Texte>
════════

L'appel incident portant sur le crédit au titre des bénéfices de fabrication et transformation, le crédit d'impôt à l'investissement et la déduction pour amortissement des biens de la catégorie 29

[14]      La corporation a droit à ces crédits et à la déduction pour amortissement si la neige artificielle qu'elle fabrique avec l'équipement qu'elle a acquis constitue un article ou une marchandise qu'elle loue au skieur. Le juge de la Cour canadienne de l'impôt a répondu négativement à cette question et j'estime que c'est à bon droit qu'il l'a fait.

[15]      En effet, il est évident que la corporation ne loue pas la neige artificielle comme telle tout comme il est évident que ce n'est pas l'asphalte que le propriétaire d'un terrain de stationnement pavé loue à la personne qui veut y garer son automobile. D'ailleurs le procureur de la corporation a admis que ce n'était pas la neige fabriquée qui était louée, mais plutôt des surfaces enneigées même si dans son mémoire il allègue que l'objet principal du contrat passé avec un skieur est la "jouissance de neige de qualité et en quantité suffisante"1. Or, la lecture des paragraphes 125.1(3) et 127(9) de la Loi ainsi que du texte du Règlement (catégorie 29) indique que c'est le bien fabriqué, qu'il s'agisse d'un article ou d'une marchandise, qui doit être loué. À partir du moment où ce bien fabriqué est incorporé à un autre ou en devient un accessoire, même important ou nécessaire, il perd son identité propre et n'est donc plus objet de location.

[16]      Dans l'arrêt Canada c. Hawboldt Hydraulics (Canada) Inc.2, le juge en chef Isaac, s'exprimant au nom de la Cour, constata que l'expression "en vue de la vente ou de la location" n'est pas définie et conclut qu'en l'espèce il s'agissait d'une loi commerciale et que, dans le monde du commerce, les mots ont un sens bien compris. Il ajoutait qu'en common law, "en vue de la vente" ne signifie pas "en vue de l'utilisation dans une réparation".

════════

Consigne>
D'après le texte sur l'appel incident, qu'est-ce que le procureur de la corporation a reconnu comme étant réellement loué aux skieurs ? Les enregistrements n'ont aucun lien avec le texte.

════════

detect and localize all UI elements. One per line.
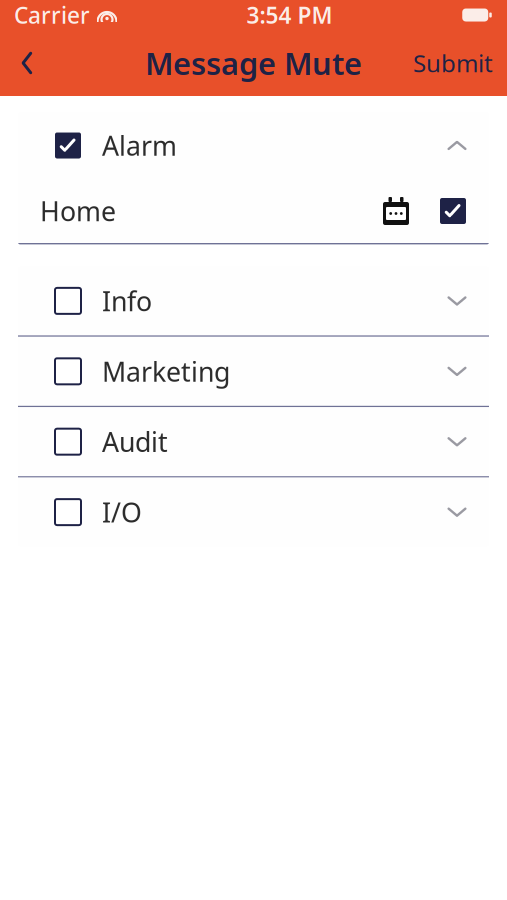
button[interactable]: Back bbox=[0, 30, 54, 96]
button[interactable]: Info bbox=[18, 266, 489, 335]
button[interactable]: Home bbox=[18, 179, 489, 243]
staticText: I/O bbox=[102, 494, 142, 530]
staticText: Message Mute bbox=[145, 43, 362, 83]
staticText: 3:54 PM bbox=[246, 0, 332, 30]
button[interactable]: Audit bbox=[18, 407, 489, 476]
button[interactable]: Submit bbox=[399, 30, 507, 96]
staticText: Marketing bbox=[102, 354, 230, 389]
staticText: Info bbox=[102, 283, 152, 319]
staticText: Alarm bbox=[102, 128, 177, 163]
button[interactable]: I/O bbox=[18, 478, 489, 547]
staticText: Submit bbox=[413, 47, 493, 79]
button[interactable]: Alarm bbox=[18, 112, 489, 179]
staticText: Carrier bbox=[14, 0, 90, 30]
staticText: Home bbox=[40, 193, 116, 229]
staticText: Audit bbox=[102, 424, 168, 459]
button[interactable]: Marketing bbox=[18, 337, 489, 406]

════════

Réponse>
Des surfaces enneigées, et non la neige fabriquée.